▸ PROBLEM TO SOLVE: Beneath this sentence is a set of records; write each of them out exactly.

▸ SUPPLIED DATA:

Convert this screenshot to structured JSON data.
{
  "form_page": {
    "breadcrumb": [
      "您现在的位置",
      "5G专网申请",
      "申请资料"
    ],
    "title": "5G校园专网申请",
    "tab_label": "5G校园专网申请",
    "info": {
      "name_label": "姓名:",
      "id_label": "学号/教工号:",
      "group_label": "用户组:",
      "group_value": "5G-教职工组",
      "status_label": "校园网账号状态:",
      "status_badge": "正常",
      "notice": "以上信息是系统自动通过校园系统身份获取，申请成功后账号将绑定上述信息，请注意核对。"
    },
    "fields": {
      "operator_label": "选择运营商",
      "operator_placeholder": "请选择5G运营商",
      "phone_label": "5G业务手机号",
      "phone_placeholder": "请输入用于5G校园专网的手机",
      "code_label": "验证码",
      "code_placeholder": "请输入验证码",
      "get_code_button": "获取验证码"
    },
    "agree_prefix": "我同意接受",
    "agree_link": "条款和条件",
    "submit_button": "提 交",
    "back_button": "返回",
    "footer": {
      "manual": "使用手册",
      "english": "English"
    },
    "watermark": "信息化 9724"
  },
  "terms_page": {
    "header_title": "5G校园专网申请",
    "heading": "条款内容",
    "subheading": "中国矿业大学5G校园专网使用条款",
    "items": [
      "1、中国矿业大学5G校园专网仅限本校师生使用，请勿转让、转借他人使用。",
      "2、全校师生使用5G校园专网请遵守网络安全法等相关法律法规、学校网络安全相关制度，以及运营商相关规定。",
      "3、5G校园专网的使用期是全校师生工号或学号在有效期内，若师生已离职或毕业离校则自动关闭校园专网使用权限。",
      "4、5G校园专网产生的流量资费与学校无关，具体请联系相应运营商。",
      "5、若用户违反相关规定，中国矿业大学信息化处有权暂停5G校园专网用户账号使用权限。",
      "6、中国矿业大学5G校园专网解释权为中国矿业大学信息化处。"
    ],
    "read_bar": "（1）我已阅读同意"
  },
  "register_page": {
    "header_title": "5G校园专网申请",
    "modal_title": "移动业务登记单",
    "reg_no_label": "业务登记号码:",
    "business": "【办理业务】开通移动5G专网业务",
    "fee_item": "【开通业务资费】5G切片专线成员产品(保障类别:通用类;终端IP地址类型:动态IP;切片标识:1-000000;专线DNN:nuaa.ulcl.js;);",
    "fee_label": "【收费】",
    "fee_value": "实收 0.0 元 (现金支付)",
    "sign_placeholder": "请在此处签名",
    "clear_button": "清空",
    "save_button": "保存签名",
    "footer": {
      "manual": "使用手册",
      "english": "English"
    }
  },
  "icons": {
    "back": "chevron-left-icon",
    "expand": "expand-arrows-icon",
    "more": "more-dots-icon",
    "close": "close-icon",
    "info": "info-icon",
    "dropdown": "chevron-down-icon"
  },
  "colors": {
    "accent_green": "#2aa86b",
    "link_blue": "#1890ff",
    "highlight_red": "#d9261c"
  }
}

▸ TASK ANSWER:
Convert this screenshot to structured JSON data.
{
  "form_page": {
    "breadcrumb": [
      "您现在的位置",
      "5G专网申请",
      "申请资料"
    ],
    "title": "5G校园专网申请",
    "tab_label": "5G校园专网申请",
    "info": {
      "name_label": "姓名:",
      "id_label": "学号/教工号:",
      "group_label": "用户组:",
      "group_value": "5G-教职工组",
      "status_label": "校园网账号状态:",
      "status_badge": "正常",
      "notice": "以上信息是系统自动通过校园系统身份获取，申请成功后账号将绑定上述信息，请注意核对。"
    },
    "fields": {
      "operator_label": "选择运营商",
      "operator_placeholder": "请选择5G运营商",
      "phone_label": "5G业务手机号",
      "phone_placeholder": "请输入用于5G校园专网的手机",
      "code_label": "验证码",
      "code_placeholder": "请输入验证码",
      "get_code_button": "获取验证码"
    },
    "agree_prefix": "我同意接受",
    "agree_link": "条款和条件",
    "submit_button": "提 交",
    "back_button": "返回",
    "footer": {
      "manual": "使用手册",
      "english": "English"
    },
    "watermark": "信息化 9724"
  },
  "terms_page": {
    "header_title": "5G校园专网申请",
    "heading": "条款内容",
    "subheading": "中国矿业大学5G校园专网使用条款",
    "items": [
      "1、中国矿业大学5G校园专网仅限本校师生使用，请勿转让、转借他人使用。",
      "2、全校师生使用5G校园专网请遵守网络安全法等相关法律法规、学校网络安全相关制度，以及运营商相关规定。",
      "3、5G校园专网的使用期是全校师生工号或学号在有效期内，若师生已离职或毕业离校则自动关闭校园专网使用权限。",
      "4、5G校园专网产生的流量资费与学校无关，具体请联系相应运营商。",
      "5、若用户违反相关规定，中国矿业大学信息化处有权暂停5G校园专网用户账号使用权限。",
      "6、中国矿业大学5G校园专网解释权为中国矿业大学信息化处。"
    ],
    "read_bar": "（1）我已阅读同意"
  },
  "register_page": {
    "header_title": "5G校园专网申请",
    "modal_title": "移动业务登记单",
    "reg_no_label": "业务登记号码:",
    "business": "【办理业务】开通移动5G专网业务",
    "fee_item": "【开通业务资费】5G切片专线成员产品(保障类别:通用类;终端IP地址类型:动态IP;切片标识:1-000000;专线DNN:nuaa.ulcl.js;);",
    "fee_label": "【收费】",
    "fee_value": "实收 0.0 元 (现金支付)",
    "sign_placeholder": "请在此处签名",
    "clear_button": "清空",
    "save_button": "保存签名",
    "footer": {
      "manual": "使用手册",
      "english": "English"
    }
  },
  "icons": {
    "back": "chevron-left-icon",
    "expand": "expand-arrows-icon",
    "more": "more-dots-icon",
    "close": "close-icon",
    "info": "info-icon",
    "dropdown": "chevron-down-icon"
  },
  "colors": {
    "accent_green": "#2aa86b",
    "link_blue": "#1890ff",
    "highlight_red": "#d9261c"
  }
}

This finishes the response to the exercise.